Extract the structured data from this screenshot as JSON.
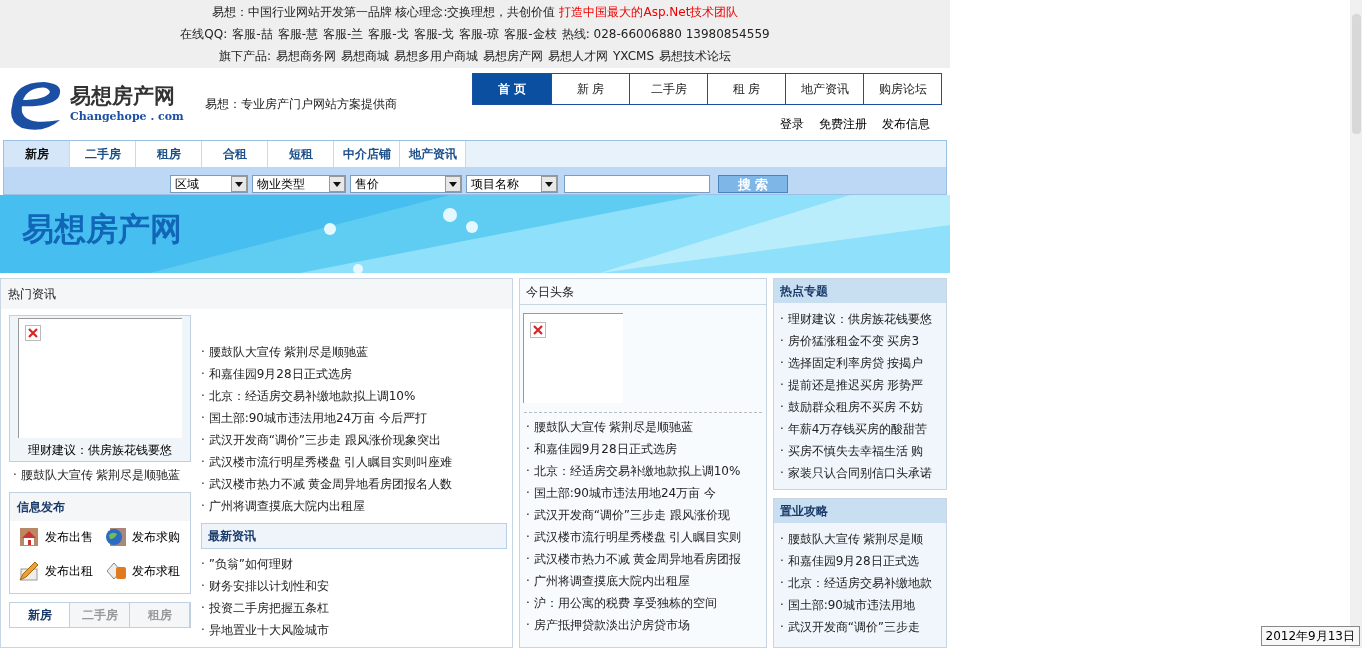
{
  "top_bar": {
    "line1": {
      "text": "易想：中国行业网站开发第一品牌 核心理念:交换理想，共创价值",
      "highlight": "打造中国最大的Asp.Net技术团队"
    },
    "line2": {
      "label": "在线QQ:",
      "links": [
        "客服-喆",
        "客服-慧",
        "客服-兰",
        "客服-戈",
        "客服-戈",
        "客服-琼",
        "客服-金枝"
      ],
      "hotline": "热线: 028-66006880 13980854559"
    },
    "line3": {
      "label": "旗下产品:",
      "links": [
        "易想商务网",
        "易想商城",
        "易想多用户商城",
        "易想房产网",
        "易想人才网",
        "YXCMS",
        "易想技术论坛"
      ]
    }
  },
  "logo": {
    "name": "易想房产网",
    "domain": "Changehope . com"
  },
  "slogan": "易想：专业房产门户网站方案提供商",
  "nav": [
    {
      "label": "首 页",
      "selected": true
    },
    {
      "label": "新 房",
      "selected": false
    },
    {
      "label": "二手房",
      "selected": false
    },
    {
      "label": "租 房",
      "selected": false
    },
    {
      "label": "地产资讯",
      "selected": false
    },
    {
      "label": "购房论坛",
      "selected": false
    }
  ],
  "user_links": [
    "登录",
    "免费注册",
    "发布信息"
  ],
  "search_tabs": [
    {
      "label": "新房",
      "selected": true
    },
    {
      "label": "二手房",
      "selected": false
    },
    {
      "label": "租房",
      "selected": false
    },
    {
      "label": "合租",
      "selected": false
    },
    {
      "label": "短租",
      "selected": false
    },
    {
      "label": "中介店铺",
      "selected": false
    },
    {
      "label": "地产资讯",
      "selected": false
    }
  ],
  "search_selects": [
    "区域",
    "物业类型",
    "售价",
    "项目名称"
  ],
  "search_button": "搜 索",
  "banner": {
    "title": "易想房产网"
  },
  "hot_news": {
    "title": "热门资讯",
    "image_caption": "理财建议：供房族花钱要悠",
    "left_item": "· 腰鼓队大宣传  紫荆尽是顺驰蓝",
    "items": [
      "· 腰鼓队大宣传  紫荆尽是顺驰蓝",
      "· 和嘉佳园9月28日正式选房",
      "· 北京：经适房交易补缴地款拟上调10%",
      "· 国土部:90城市违法用地24万亩  今后严打",
      "· 武汉开发商“调价”三步走  跟风涨价现象突出",
      "· 武汉楼市流行明星秀楼盘  引人瞩目实则叫座难",
      "· 武汉楼市热力不减  黄金周异地看房团报名人数",
      "· 广州将调查摸底大院内出租屋"
    ]
  },
  "info_publish": {
    "title": "信息发布",
    "actions": [
      {
        "kind": "sell",
        "label": "发布出售"
      },
      {
        "kind": "buy",
        "label": "发布求购"
      },
      {
        "kind": "rent",
        "label": "发布出租"
      },
      {
        "kind": "seek",
        "label": "发布求租"
      }
    ]
  },
  "left_tabs": [
    {
      "label": "新房",
      "selected": true
    },
    {
      "label": "二手房",
      "selected": false
    },
    {
      "label": "租房",
      "selected": false
    }
  ],
  "latest_news": {
    "title": "最新资讯",
    "items": [
      "· ”负翁”如何理财",
      "· 财务安排以计划性和安",
      "· 投资二手房把握五条杠",
      "· 异地置业十大风险城市"
    ]
  },
  "headlines": {
    "title": "今日头条",
    "items": [
      "· 腰鼓队大宣传  紫荆尽是顺驰蓝",
      "· 和嘉佳园9月28日正式选房",
      "· 北京：经适房交易补缴地款拟上调10%",
      "· 国土部:90城市违法用地24万亩  今",
      "· 武汉开发商“调价”三步走  跟风涨价现",
      "· 武汉楼市流行明星秀楼盘  引人瞩目实则",
      "· 武汉楼市热力不减  黄金周异地看房团报",
      "· 广州将调查摸底大院内出租屋",
      "· 沪：用公寓的税费  享受独栋的空间",
      "· 房产抵押贷款淡出沪房贷市场"
    ]
  },
  "hot_topics": {
    "title": "热点专题",
    "items": [
      "· 理财建议：供房族花钱要悠",
      "· 房价猛涨租金不变  买房3",
      "· 选择固定利率房贷  按揭户",
      "· 提前还是推迟买房  形势严",
      "· 鼓励群众租房不买房  不妨",
      "· 年薪4万存钱买房的酸甜苦",
      "· 买房不慎失去幸福生活  购",
      "· 家装只认合同别信口头承诺"
    ]
  },
  "buying_guide": {
    "title": "置业攻略",
    "items": [
      "· 腰鼓队大宣传  紫荆尽是顺",
      "· 和嘉佳园9月28日正式选",
      "· 北京：经适房交易补缴地款",
      "· 国土部:90城市违法用地",
      "· 武汉开发商“调价”三步走"
    ]
  },
  "clock_tooltip": "2012年9月13日"
}
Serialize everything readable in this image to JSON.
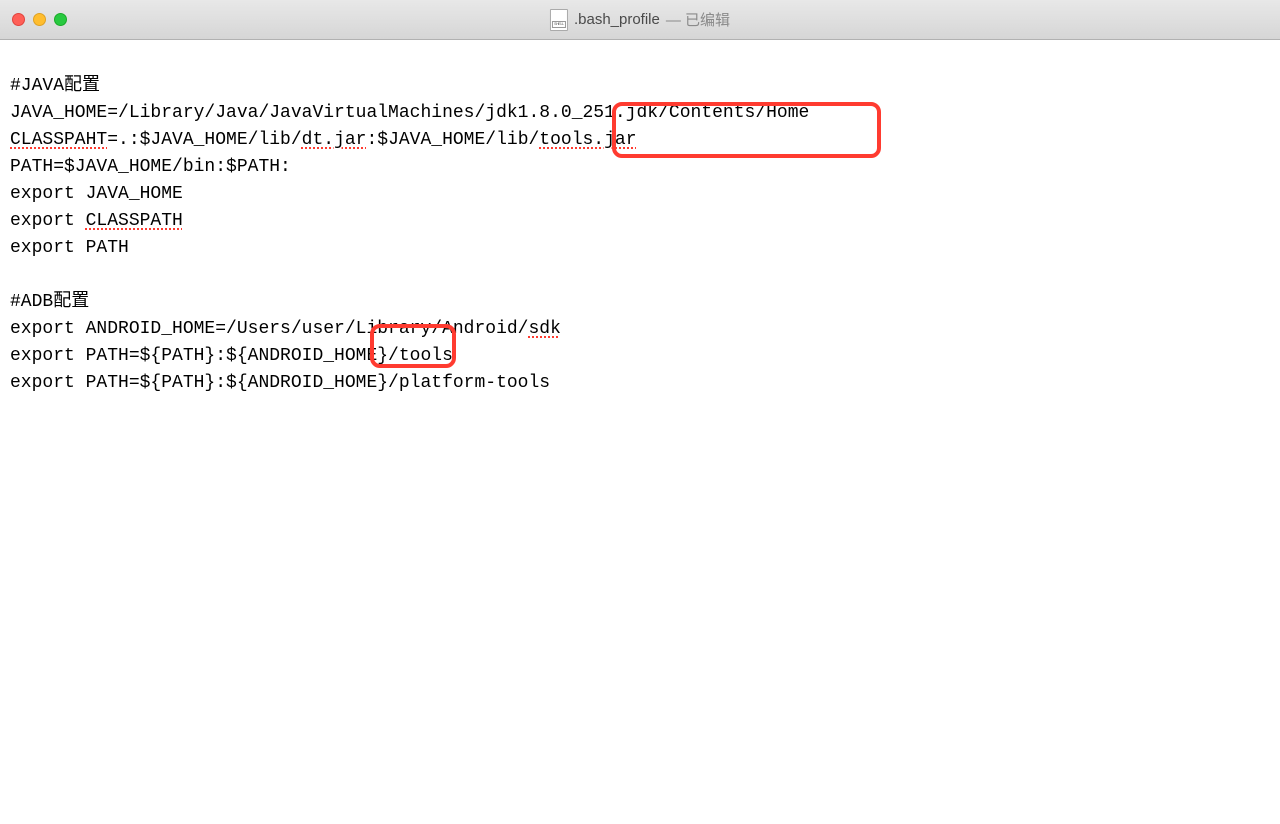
{
  "titlebar": {
    "filename": ".bash_profile",
    "edited": "— 已编辑"
  },
  "lines": {
    "l0": "#JAVA配置",
    "l1_a": "JAVA_HOME=/Library/Java/JavaVirtualMachines/jdk1.8.0_251.jdk/Contents/Home",
    "l2_a": "CLASSPAHT",
    "l2_b": "=.:$JAVA_HOME/lib/",
    "l2_c": "dt.jar",
    "l2_d": ":$JAVA_HOME/lib/",
    "l2_e": "tools.jar",
    "l3": "PATH=$JAVA_HOME/bin:$PATH:",
    "l4": "export JAVA_HOME",
    "l5_a": "export ",
    "l5_b": "CLASSPATH",
    "l6": "export PATH",
    "l7": "",
    "l8": "#ADB配置",
    "l9_a": "export ANDROID_HOME=/Users/user/Library/Android/",
    "l9_b": "sdk",
    "l10": "export PATH=${PATH}:${ANDROID_HOME}/tools",
    "l11": "export PATH=${PATH}:${ANDROID_HOME}/platform-tools"
  }
}
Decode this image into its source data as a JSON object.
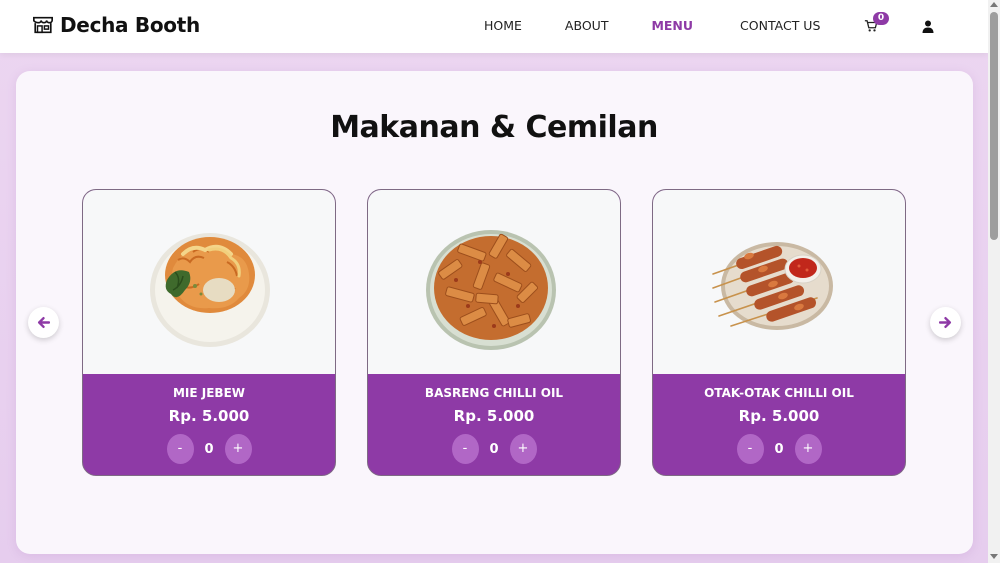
{
  "brand": {
    "name": "Decha Booth",
    "logo_icon": "shop-icon"
  },
  "nav": {
    "items": [
      {
        "label": "HOME",
        "active": false
      },
      {
        "label": "ABOUT",
        "active": false
      },
      {
        "label": "MENU",
        "active": true
      },
      {
        "label": "CONTACT US",
        "active": false
      }
    ],
    "cart_count": "0",
    "cart_icon": "cart-icon",
    "user_icon": "user-icon"
  },
  "section": {
    "title": "Makanan & Cemilan"
  },
  "products": [
    {
      "name": "MIE JEBEW",
      "price": "Rp. 5.000",
      "qty": "0",
      "minus": "-",
      "plus": "+"
    },
    {
      "name": "BASRENG CHILLI OIL",
      "price": "Rp. 5.000",
      "qty": "0",
      "minus": "-",
      "plus": "+"
    },
    {
      "name": "OTAK-OTAK CHILLI OIL",
      "price": "Rp. 5.000",
      "qty": "0",
      "minus": "-",
      "plus": "+"
    }
  ],
  "carousel": {
    "prev_icon": "arrow-left-icon",
    "next_icon": "arrow-right-icon"
  },
  "colors": {
    "accent": "#8e3aa6",
    "button": "#b167c6",
    "background": "#ecd6f1"
  }
}
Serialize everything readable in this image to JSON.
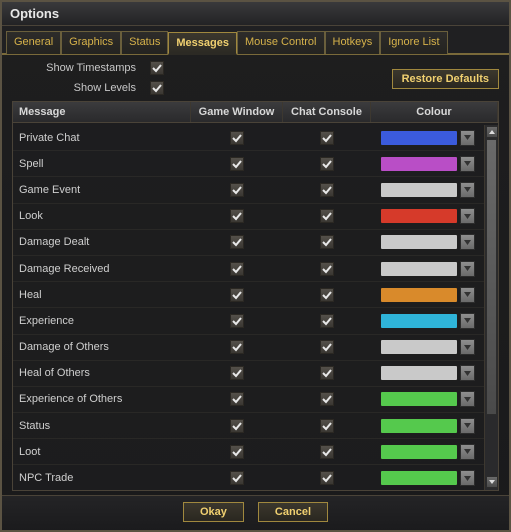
{
  "window": {
    "title": "Options"
  },
  "tabs": [
    {
      "label": "General",
      "active": false
    },
    {
      "label": "Graphics",
      "active": false
    },
    {
      "label": "Status",
      "active": false
    },
    {
      "label": "Messages",
      "active": true
    },
    {
      "label": "Mouse Control",
      "active": false
    },
    {
      "label": "Hotkeys",
      "active": false
    },
    {
      "label": "Ignore List",
      "active": false
    }
  ],
  "toggles": {
    "timestamps_label": "Show Timestamps",
    "timestamps_checked": true,
    "levels_label": "Show Levels",
    "levels_checked": true
  },
  "buttons": {
    "restore": "Restore Defaults",
    "okay": "Okay",
    "cancel": "Cancel"
  },
  "columns": {
    "message": "Message",
    "game_window": "Game Window",
    "chat_console": "Chat Console",
    "colour": "Colour"
  },
  "rows": [
    {
      "name": "Private Chat",
      "gw": true,
      "cc": true,
      "color": "#3b5bdc"
    },
    {
      "name": "Spell",
      "gw": true,
      "cc": true,
      "color": "#b94ec6"
    },
    {
      "name": "Game Event",
      "gw": true,
      "cc": true,
      "color": "#c9c9c9"
    },
    {
      "name": "Look",
      "gw": true,
      "cc": true,
      "color": "#d63a2a"
    },
    {
      "name": "Damage Dealt",
      "gw": true,
      "cc": true,
      "color": "#c9c9c9"
    },
    {
      "name": "Damage Received",
      "gw": true,
      "cc": true,
      "color": "#c9c9c9"
    },
    {
      "name": "Heal",
      "gw": true,
      "cc": true,
      "color": "#d98a2b"
    },
    {
      "name": "Experience",
      "gw": true,
      "cc": true,
      "color": "#2fb4d9"
    },
    {
      "name": "Damage of Others",
      "gw": true,
      "cc": true,
      "color": "#c9c9c9"
    },
    {
      "name": "Heal of Others",
      "gw": true,
      "cc": true,
      "color": "#c9c9c9"
    },
    {
      "name": "Experience of Others",
      "gw": true,
      "cc": true,
      "color": "#55c94d"
    },
    {
      "name": "Status",
      "gw": true,
      "cc": true,
      "color": "#55c94d"
    },
    {
      "name": "Loot",
      "gw": true,
      "cc": true,
      "color": "#55c94d"
    },
    {
      "name": "NPC Trade",
      "gw": true,
      "cc": true,
      "color": "#55c94d"
    }
  ]
}
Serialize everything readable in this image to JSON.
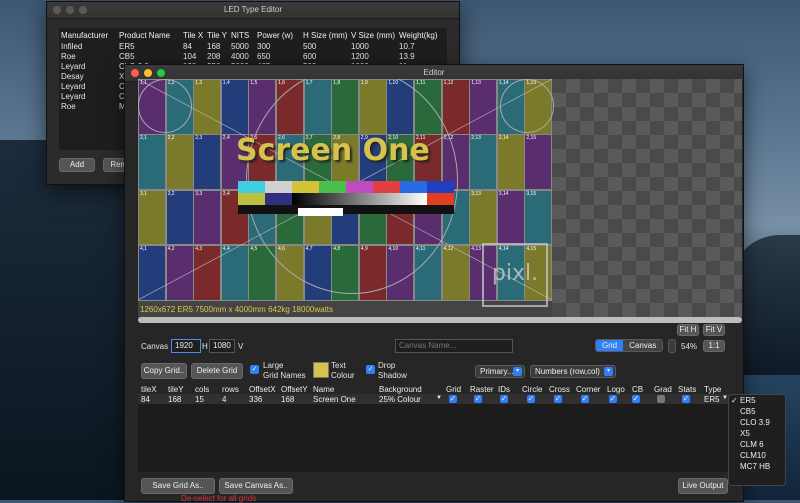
{
  "led_window": {
    "title": "LED Type Editor",
    "columns": [
      "Manufacturer",
      "Product Name",
      "Tile X",
      "Tile Y",
      "NITS",
      "Power (w)",
      "H Size (mm)",
      "V Size (mm)",
      "Weight(kg)"
    ],
    "rows": [
      [
        "Infiled",
        "ER5",
        "84",
        "168",
        "5000",
        "300",
        "500",
        "1000",
        "10.7"
      ],
      [
        "Roe",
        "CB5",
        "104",
        "208",
        "4000",
        "650",
        "600",
        "1200",
        "13.9"
      ],
      [
        "Leyard",
        "CLO 3.9",
        "128",
        "256",
        "5000",
        "465",
        "500",
        "1000",
        "11"
      ],
      [
        "Desay",
        "X",
        "",
        "",
        "",
        "",
        "",
        "",
        ""
      ],
      [
        "Leyard",
        "C",
        "",
        "",
        "",
        "",
        "",
        "",
        ""
      ],
      [
        "Leyard",
        "C",
        "",
        "",
        "",
        "",
        "",
        "",
        ""
      ],
      [
        "Roe",
        "M",
        "",
        "",
        "",
        "",
        "",
        "",
        ""
      ]
    ],
    "add_label": "Add",
    "remove_label": "Remo"
  },
  "editor": {
    "title": "Editor",
    "screen_title": "Screen One",
    "dims_text": "1260x672 ER5 7500mm x 4000mm 642kg 18000watts",
    "logo_text": "pixl.",
    "tile_rows": [
      [
        "1,1",
        "1,2",
        "1,3",
        "1,4",
        "1,5",
        "1,6",
        "1,7",
        "1,8",
        "1,9",
        "1,10",
        "1,11",
        "1,12",
        "1,13",
        "1,14",
        "1,15"
      ],
      [
        "2,1",
        "2,2",
        "2,3",
        "2,4",
        "2,5",
        "2,6",
        "2,7",
        "2,8",
        "2,9",
        "2,10",
        "2,11",
        "2,12",
        "2,13",
        "2,14",
        "2,15"
      ],
      [
        "3,1",
        "3,2",
        "3,3",
        "3,4",
        "3,5",
        "3,6",
        "3,7",
        "3,8",
        "3,9",
        "3,10",
        "3,11",
        "3,12",
        "3,13",
        "3,14",
        "3,15"
      ],
      [
        "4,1",
        "4,2",
        "4,3",
        "4,4",
        "4,5",
        "4,6",
        "4,7",
        "4,8",
        "4,9",
        "4,10",
        "4,11",
        "4,12",
        "4,13",
        "4,14",
        "4,15"
      ]
    ],
    "tile_colors": [
      "#5a2d6e",
      "#2b6b78",
      "#7a7a2a",
      "#233c7a",
      "#5a2d6e",
      "#7a2a2a",
      "#2b6b78",
      "#2a6a3a",
      "#7a7a2a",
      "#233c7a",
      "#2a6a3a",
      "#7a2a2a",
      "#5a2d6e",
      "#2b6b78",
      "#7a7a2a"
    ],
    "canvas_label": "Canvas",
    "canvas_w": "1920",
    "h_label": "H",
    "canvas_h": "1080",
    "v_label": "V",
    "canvas_name_placeholder": "Canvas Name...",
    "grid_tab": "Grid",
    "canvas_tab": "Canvas",
    "zoom": "54%",
    "fit_h": "Fit H",
    "fit_v": "Fit V",
    "one_to_one": "1:1",
    "copy_grid": "Copy Grid..",
    "delete_grid": "Delete Grid",
    "large_grid_names_1": "Large",
    "large_grid_names_2": "Grid Names",
    "text_colour_1": "Text",
    "text_colour_2": "Colour",
    "drop_shadow_1": "Drop",
    "drop_shadow_2": "Shadow",
    "primary_select": "Primary...",
    "numbers_select": "Numbers (row,col)",
    "grid_columns": [
      "tileX",
      "tileY",
      "cols",
      "rows",
      "OffsetX",
      "OffsetY",
      "Name",
      "Background",
      "Grid",
      "Raster",
      "IDs",
      "Circle",
      "Cross",
      "Corner",
      "Logo",
      "CB",
      "Grad",
      "Stats",
      "Type"
    ],
    "grid_row": {
      "tileX": "84",
      "tileY": "168",
      "cols": "15",
      "rows": "4",
      "offx": "336",
      "offy": "168",
      "name": "Screen One",
      "bg": "25% Colour",
      "type": "ER5"
    },
    "save_grid": "Save Grid As..",
    "save_canvas": "Save Canvas As..",
    "live_output": "Live Output",
    "deselect_note": "De-select for all grids",
    "type_options": [
      "ER5",
      "CB5",
      "CLO 3.9",
      "X5",
      "CLM 6",
      "CLM10",
      "MC7 HB"
    ],
    "check_mark": "✓"
  }
}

◆ **What you are asked to do**: Search the data above for the word "供房族花钱要悠", then gather each line in which it appears.

◆ **Completed task**:
    "image_caption": "理财建议：供房族花钱要悠",
      "· 理财建议：供房族花钱要悠",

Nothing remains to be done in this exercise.